▶ Exercise requirements
Find how many lines in the data below include the word "endroits", then write only that number.

▶ Input for this task
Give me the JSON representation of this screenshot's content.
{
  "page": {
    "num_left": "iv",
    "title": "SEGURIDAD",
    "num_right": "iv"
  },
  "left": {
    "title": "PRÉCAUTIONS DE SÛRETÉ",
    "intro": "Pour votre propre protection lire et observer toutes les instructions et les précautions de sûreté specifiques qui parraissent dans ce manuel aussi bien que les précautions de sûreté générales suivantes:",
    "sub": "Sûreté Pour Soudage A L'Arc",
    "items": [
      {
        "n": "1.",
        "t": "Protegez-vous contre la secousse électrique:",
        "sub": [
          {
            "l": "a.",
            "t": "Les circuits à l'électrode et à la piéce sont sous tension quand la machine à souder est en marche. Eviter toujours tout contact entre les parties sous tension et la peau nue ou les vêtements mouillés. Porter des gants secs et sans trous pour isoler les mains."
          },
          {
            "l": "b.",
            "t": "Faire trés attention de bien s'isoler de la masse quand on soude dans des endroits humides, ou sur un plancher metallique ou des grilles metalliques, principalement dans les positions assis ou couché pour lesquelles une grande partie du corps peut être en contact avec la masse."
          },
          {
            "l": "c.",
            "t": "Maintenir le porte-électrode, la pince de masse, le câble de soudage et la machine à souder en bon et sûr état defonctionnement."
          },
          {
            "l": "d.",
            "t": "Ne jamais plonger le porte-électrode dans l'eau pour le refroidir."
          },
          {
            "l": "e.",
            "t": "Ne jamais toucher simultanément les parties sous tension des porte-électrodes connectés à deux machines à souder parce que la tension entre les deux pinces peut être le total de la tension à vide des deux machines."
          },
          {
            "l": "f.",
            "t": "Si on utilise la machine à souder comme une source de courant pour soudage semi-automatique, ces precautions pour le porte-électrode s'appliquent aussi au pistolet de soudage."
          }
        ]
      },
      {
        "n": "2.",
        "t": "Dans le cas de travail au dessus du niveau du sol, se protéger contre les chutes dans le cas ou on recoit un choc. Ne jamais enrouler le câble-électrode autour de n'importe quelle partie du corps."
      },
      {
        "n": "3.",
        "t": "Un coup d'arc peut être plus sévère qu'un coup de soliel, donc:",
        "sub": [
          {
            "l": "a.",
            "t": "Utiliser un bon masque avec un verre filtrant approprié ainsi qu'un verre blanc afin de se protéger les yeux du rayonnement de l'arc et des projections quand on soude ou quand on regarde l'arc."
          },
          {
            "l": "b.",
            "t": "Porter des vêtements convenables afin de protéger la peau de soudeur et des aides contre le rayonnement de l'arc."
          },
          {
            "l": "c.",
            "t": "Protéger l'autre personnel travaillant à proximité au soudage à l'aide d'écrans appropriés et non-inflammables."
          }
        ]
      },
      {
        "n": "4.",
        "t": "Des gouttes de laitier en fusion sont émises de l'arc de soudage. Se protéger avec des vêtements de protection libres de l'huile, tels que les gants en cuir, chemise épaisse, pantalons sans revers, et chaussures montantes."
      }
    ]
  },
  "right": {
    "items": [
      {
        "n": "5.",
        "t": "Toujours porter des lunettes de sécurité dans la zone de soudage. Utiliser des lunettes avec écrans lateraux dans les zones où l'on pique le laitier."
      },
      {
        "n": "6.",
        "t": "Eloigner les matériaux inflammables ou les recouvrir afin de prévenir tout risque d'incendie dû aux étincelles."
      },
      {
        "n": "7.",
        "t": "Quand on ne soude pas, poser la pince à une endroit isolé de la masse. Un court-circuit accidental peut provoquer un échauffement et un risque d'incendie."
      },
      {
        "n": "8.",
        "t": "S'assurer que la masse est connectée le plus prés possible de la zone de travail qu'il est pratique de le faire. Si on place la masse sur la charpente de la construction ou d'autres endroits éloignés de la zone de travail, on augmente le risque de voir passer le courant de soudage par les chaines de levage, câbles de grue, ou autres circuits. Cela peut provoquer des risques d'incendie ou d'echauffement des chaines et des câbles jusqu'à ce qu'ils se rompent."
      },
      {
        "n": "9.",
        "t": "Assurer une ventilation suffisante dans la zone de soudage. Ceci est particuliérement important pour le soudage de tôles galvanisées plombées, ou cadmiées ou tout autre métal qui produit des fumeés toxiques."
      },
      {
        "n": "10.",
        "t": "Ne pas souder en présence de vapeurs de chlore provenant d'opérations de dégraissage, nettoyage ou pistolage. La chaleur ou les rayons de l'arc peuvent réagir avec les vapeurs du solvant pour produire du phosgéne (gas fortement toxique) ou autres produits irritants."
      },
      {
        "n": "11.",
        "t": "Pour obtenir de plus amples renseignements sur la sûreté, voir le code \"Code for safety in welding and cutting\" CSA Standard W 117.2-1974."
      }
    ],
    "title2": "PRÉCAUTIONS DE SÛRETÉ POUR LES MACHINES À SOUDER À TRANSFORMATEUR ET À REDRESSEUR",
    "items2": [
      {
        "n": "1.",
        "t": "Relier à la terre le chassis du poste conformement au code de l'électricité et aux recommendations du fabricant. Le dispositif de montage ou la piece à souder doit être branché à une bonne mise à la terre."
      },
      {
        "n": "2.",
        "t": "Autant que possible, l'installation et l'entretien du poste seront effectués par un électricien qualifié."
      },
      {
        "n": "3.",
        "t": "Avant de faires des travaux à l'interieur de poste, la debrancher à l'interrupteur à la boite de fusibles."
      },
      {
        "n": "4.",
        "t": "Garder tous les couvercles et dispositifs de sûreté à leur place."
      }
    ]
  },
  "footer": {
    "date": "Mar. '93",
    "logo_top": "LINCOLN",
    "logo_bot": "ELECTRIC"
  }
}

▶ The answer
2